◆ **Task requirements**: The data must be returned in full and exactly as given.

************

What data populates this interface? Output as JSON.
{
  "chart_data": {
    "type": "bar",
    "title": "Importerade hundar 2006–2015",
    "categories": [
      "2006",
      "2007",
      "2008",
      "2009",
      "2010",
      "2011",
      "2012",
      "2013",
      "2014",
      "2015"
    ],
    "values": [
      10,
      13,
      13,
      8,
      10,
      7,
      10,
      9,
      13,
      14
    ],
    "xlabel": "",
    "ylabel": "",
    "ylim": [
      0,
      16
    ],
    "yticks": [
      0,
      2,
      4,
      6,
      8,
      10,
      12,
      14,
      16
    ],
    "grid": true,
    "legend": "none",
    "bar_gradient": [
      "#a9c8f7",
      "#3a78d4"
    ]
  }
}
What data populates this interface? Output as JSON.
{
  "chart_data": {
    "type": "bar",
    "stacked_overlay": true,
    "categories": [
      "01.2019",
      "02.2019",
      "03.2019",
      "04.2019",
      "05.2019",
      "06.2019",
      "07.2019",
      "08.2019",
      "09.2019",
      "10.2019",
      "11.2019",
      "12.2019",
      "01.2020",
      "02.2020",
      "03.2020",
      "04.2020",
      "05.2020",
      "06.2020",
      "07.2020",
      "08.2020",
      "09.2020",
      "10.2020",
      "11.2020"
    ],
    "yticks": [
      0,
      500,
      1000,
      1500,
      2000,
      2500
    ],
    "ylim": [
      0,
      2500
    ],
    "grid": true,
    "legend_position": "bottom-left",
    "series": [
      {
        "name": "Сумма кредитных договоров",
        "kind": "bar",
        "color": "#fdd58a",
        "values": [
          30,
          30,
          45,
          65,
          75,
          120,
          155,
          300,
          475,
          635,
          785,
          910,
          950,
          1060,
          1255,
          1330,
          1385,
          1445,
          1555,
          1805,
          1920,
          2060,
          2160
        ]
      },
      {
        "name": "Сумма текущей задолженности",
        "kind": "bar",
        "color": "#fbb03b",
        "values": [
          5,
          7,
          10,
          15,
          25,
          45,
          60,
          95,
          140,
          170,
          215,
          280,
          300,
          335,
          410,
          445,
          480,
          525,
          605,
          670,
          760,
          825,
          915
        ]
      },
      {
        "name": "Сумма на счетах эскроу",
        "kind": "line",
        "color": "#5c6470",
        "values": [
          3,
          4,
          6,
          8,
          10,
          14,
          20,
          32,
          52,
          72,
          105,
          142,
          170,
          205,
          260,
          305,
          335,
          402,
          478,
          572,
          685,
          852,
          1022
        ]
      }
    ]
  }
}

************

◆ **The reply**:
What data populates this interface? Output as JSON.
{
  "chart_data": {
    "type": "bar",
    "title": "Importerade hundar 2006–2015",
    "categories": [
      "2006",
      "2007",
      "2008",
      "2009",
      "2010",
      "2011",
      "2012",
      "2013",
      "2014",
      "2015"
    ],
    "values": [
      10,
      13,
      13,
      8,
      10,
      7,
      10,
      9,
      13,
      14
    ],
    "xlabel": "",
    "ylabel": "",
    "ylim": [
      0,
      16
    ],
    "yticks": [
      0,
      2,
      4,
      6,
      8,
      10,
      12,
      14,
      16
    ],
    "grid": true,
    "legend": "none",
    "bar_gradient": [
      "#a9c8f7",
      "#3a78d4"
    ]
  }
}
What data populates this interface? Output as JSON.
{
  "chart_data": {
    "type": "bar",
    "stacked_overlay": true,
    "categories": [
      "01.2019",
      "02.2019",
      "03.2019",
      "04.2019",
      "05.2019",
      "06.2019",
      "07.2019",
      "08.2019",
      "09.2019",
      "10.2019",
      "11.2019",
      "12.2019",
      "01.2020",
      "02.2020",
      "03.2020",
      "04.2020",
      "05.2020",
      "06.2020",
      "07.2020",
      "08.2020",
      "09.2020",
      "10.2020",
      "11.2020"
    ],
    "yticks": [
      0,
      500,
      1000,
      1500,
      2000,
      2500
    ],
    "ylim": [
      0,
      2500
    ],
    "grid": true,
    "legend_position": "bottom-left",
    "series": [
      {
        "name": "Сумма кредитных договоров",
        "kind": "bar",
        "color": "#fdd58a",
        "values": [
          30,
          30,
          45,
          65,
          75,
          120,
          155,
          300,
          475,
          635,
          785,
          910,
          950,
          1060,
          1255,
          1330,
          1385,
          1445,
          1555,
          1805,
          1920,
          2060,
          2160
        ]
      },
      {
        "name": "Сумма текущей задолженности",
        "kind": "bar",
        "color": "#fbb03b",
        "values": [
          5,
          7,
          10,
          15,
          25,
          45,
          60,
          95,
          140,
          170,
          215,
          280,
          300,
          335,
          410,
          445,
          480,
          525,
          605,
          670,
          760,
          825,
          915
        ]
      },
      {
        "name": "Сумма на счетах эскроу",
        "kind": "line",
        "color": "#5c6470",
        "values": [
          3,
          4,
          6,
          8,
          10,
          14,
          20,
          32,
          52,
          72,
          105,
          142,
          170,
          205,
          260,
          305,
          335,
          402,
          478,
          572,
          685,
          852,
          1022
        ]
      }
    ]
  }
}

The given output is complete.